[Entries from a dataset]
====

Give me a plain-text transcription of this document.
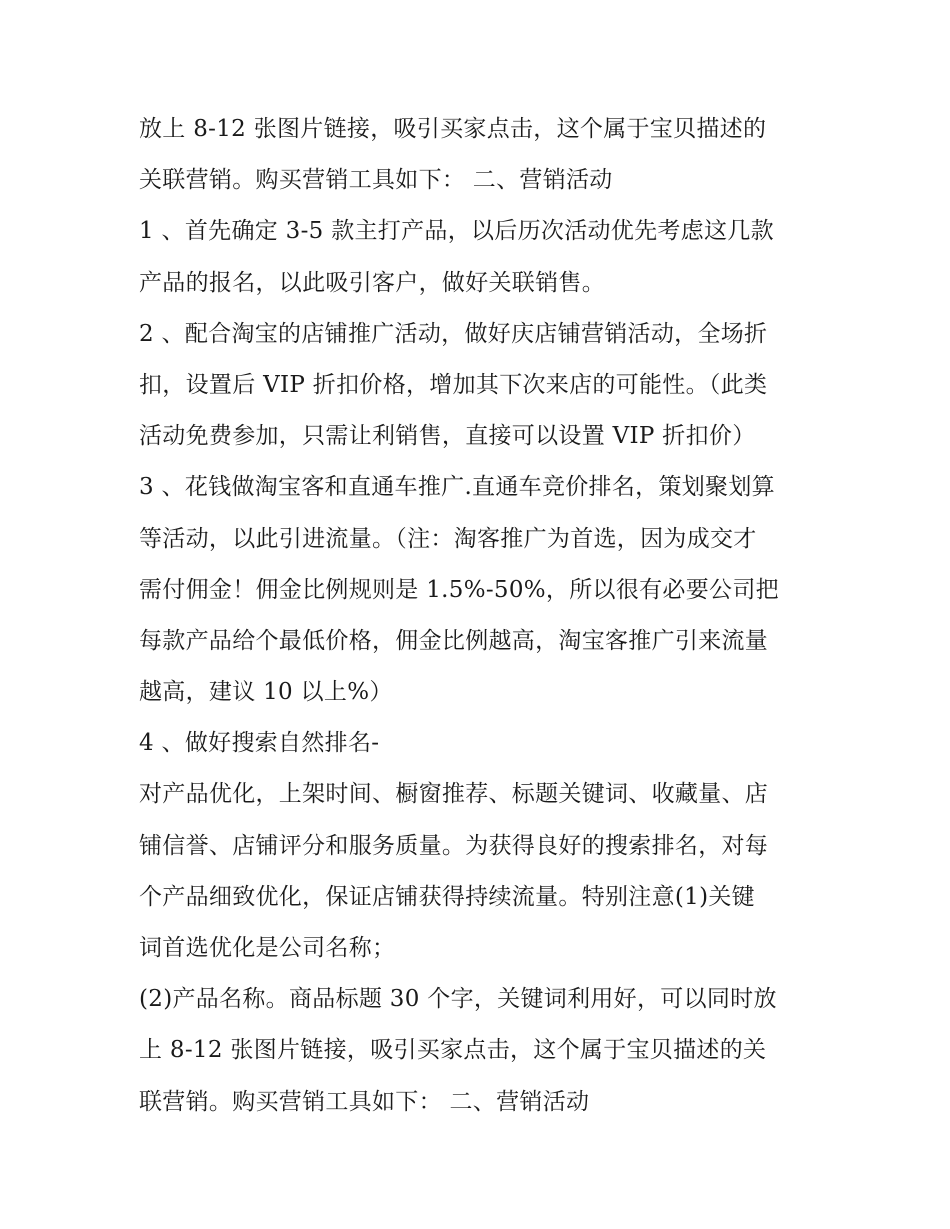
放上 8-12 张图片链接，吸引买家点击，这个属于宝贝描述的
关联营销。购买营销工具如下： 二、营销活动
1 、首先确定 3-5 款主打产品，以后历次活动优先考虑这几款
产品的报名，以此吸引客户，做好关联销售。
2 、配合淘宝的店铺推广活动，做好庆店铺营销活动，全场折
扣，设置后 VIP 折扣价格，增加其下次来店的可能性。（此类
活动免费参加，只需让利销售，直接可以设置 VIP 折扣价）
3 、花钱做淘宝客和直通车推广.直通车竞价排名，策划聚划算
等活动，以此引进流量。（注：淘客推广为首选，因为成交才
需付佣金！佣金比例规则是 1.5%-50%，所以很有必要公司把
每款产品给个最低价格，佣金比例越高，淘宝客推广引来流量
越高，建议 10 以上%）
4 、做好搜索自然排名-
对产品优化，上架时间、橱窗推荐、标题关键词、收藏量、店
铺信誉、店铺评分和服务质量。为获得良好的搜索排名，对每
个产品细致优化，保证店铺获得持续流量。特别注意(1)关键
词首选优化是公司名称；
(2)产品名称。商品标题 30 个字，关键词利用好，可以同时放
上 8-12 张图片链接，吸引买家点击，这个属于宝贝描述的关
联营销。购买营销工具如下： 二、营销活动
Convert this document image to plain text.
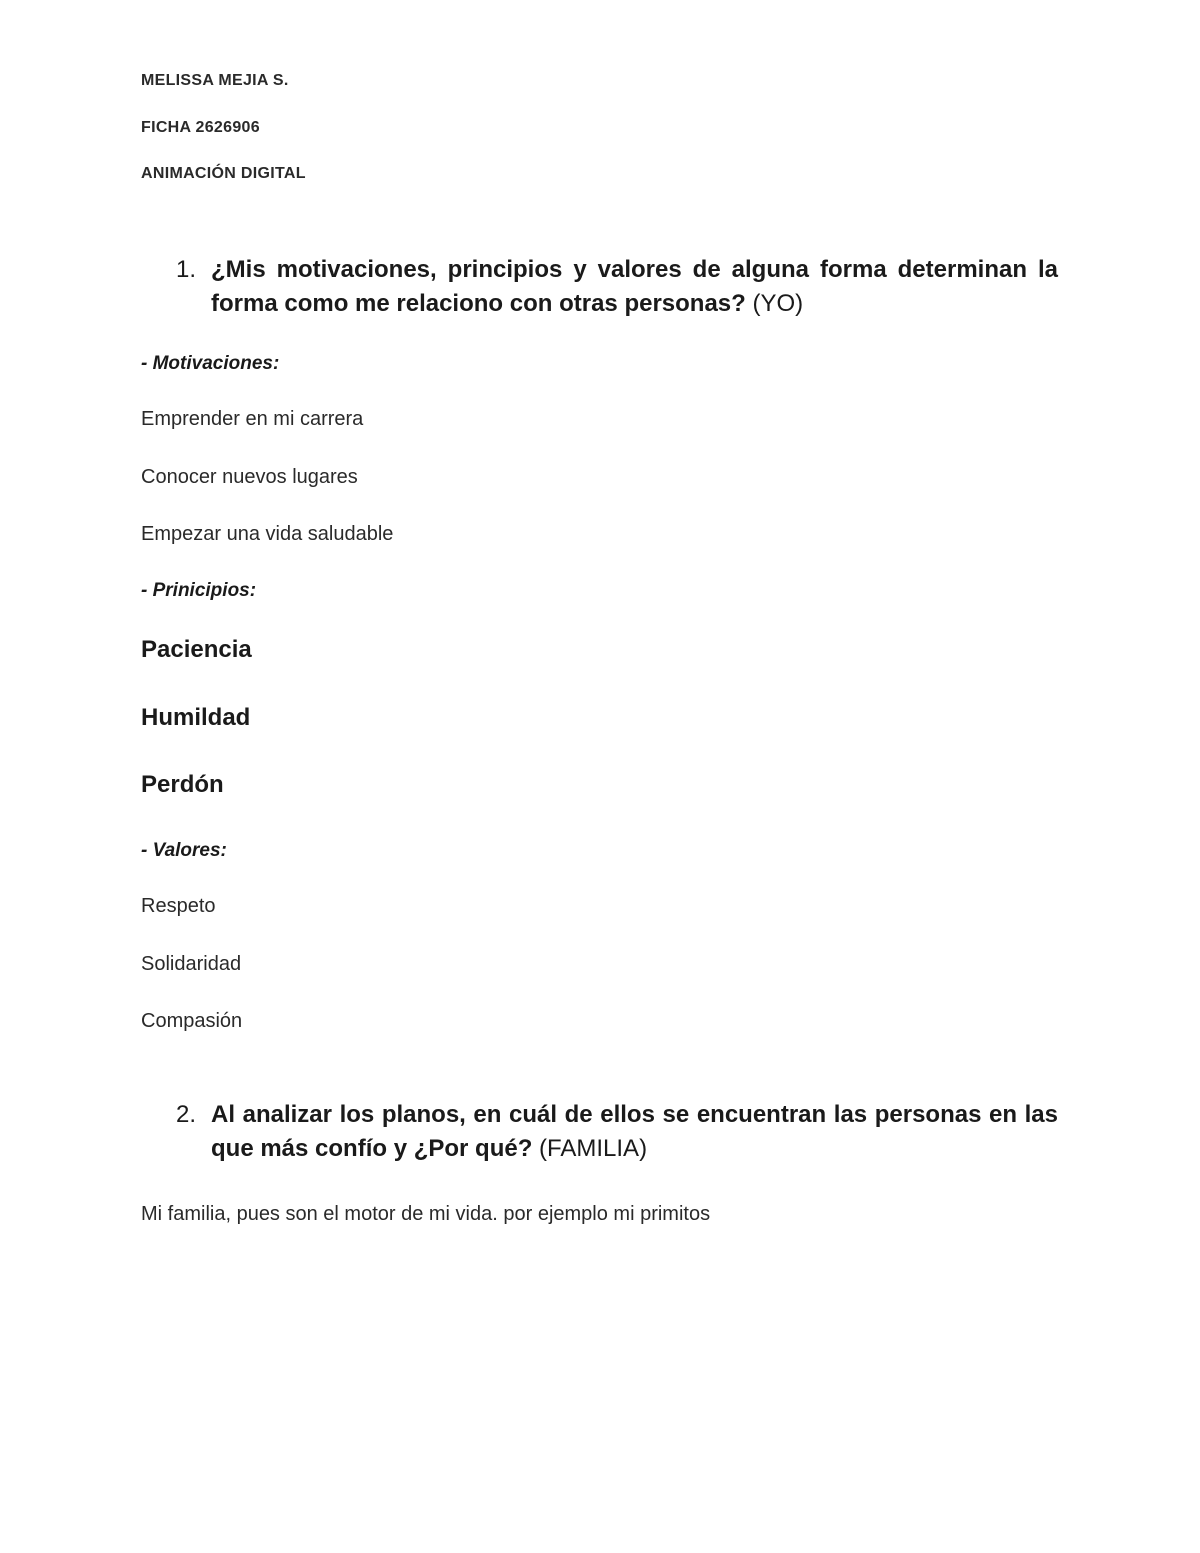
MELISSA MEJIA S.
FICHA 2626906
ANIMACIÓN DIGITAL
1. ¿Mis motivaciones, principios y valores de alguna forma determinan la forma como me relaciono con otras personas? (YO)
- Motivaciones:
Emprender en mi carrera
Conocer nuevos lugares
Empezar una vida saludable
- Prinicipios:
Paciencia
Humildad
Perdón
- Valores:
Respeto
Solidaridad
Compasión
2. Al analizar los planos, en cuál de ellos se encuentran las personas en las que más confío y ¿Por qué? (FAMILIA)
Mi familia, pues son el motor de mi vida. por ejemplo mi primitos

====

• _WRITTEN INSTRUCTION_
All of the records need repeating exactly, except for the pictures.

• _ANSWER TO THE TASK_
Give me a plain-text transcription of this document.
放上 8-12 张图片链接，吸引买家点击，这个属于宝贝描述的
关联营销。购买营销工具如下： 二、营销活动
1 、首先确定 3-5 款主打产品，以后历次活动优先考虑这几款
产品的报名，以此吸引客户，做好关联销售。
2 、配合淘宝的店铺推广活动，做好庆店铺营销活动，全场折
扣，设置后 VIP 折扣价格，增加其下次来店的可能性。（此类
活动免费参加，只需让利销售，直接可以设置 VIP 折扣价）
3 、花钱做淘宝客和直通车推广.直通车竞价排名，策划聚划算
等活动，以此引进流量。（注：淘客推广为首选，因为成交才
需付佣金！佣金比例规则是 1.5%-50%，所以很有必要公司把
每款产品给个最低价格，佣金比例越高，淘宝客推广引来流量
越高，建议 10 以上%）
4 、做好搜索自然排名-
对产品优化，上架时间、橱窗推荐、标题关键词、收藏量、店
铺信誉、店铺评分和服务质量。为获得良好的搜索排名，对每
个产品细致优化，保证店铺获得持续流量。特别注意(1)关键
词首选优化是公司名称；
(2)产品名称。商品标题 30 个字，关键词利用好，可以同时放
上 8-12 张图片链接，吸引买家点击，这个属于宝贝描述的关
联营销。购买营销工具如下： 二、营销活动
Convert this document image to plain text.
MELISSA MEJIA S.
FICHA 2626906
ANIMACIÓN DIGITAL
1. ¿Mis motivaciones, principios y valores de alguna forma determinan la forma como me relaciono con otras personas? (YO)
- Motivaciones:
Emprender en mi carrera
Conocer nuevos lugares
Empezar una vida saludable
- Prinicipios:
Paciencia
Humildad
Perdón
- Valores:
Respeto
Solidaridad
Compasión
2. Al analizar los planos, en cuál de ellos se encuentran las personas en las que más confío y ¿Por qué? (FAMILIA)
Mi familia, pues son el motor de mi vida. por ejemplo mi primitos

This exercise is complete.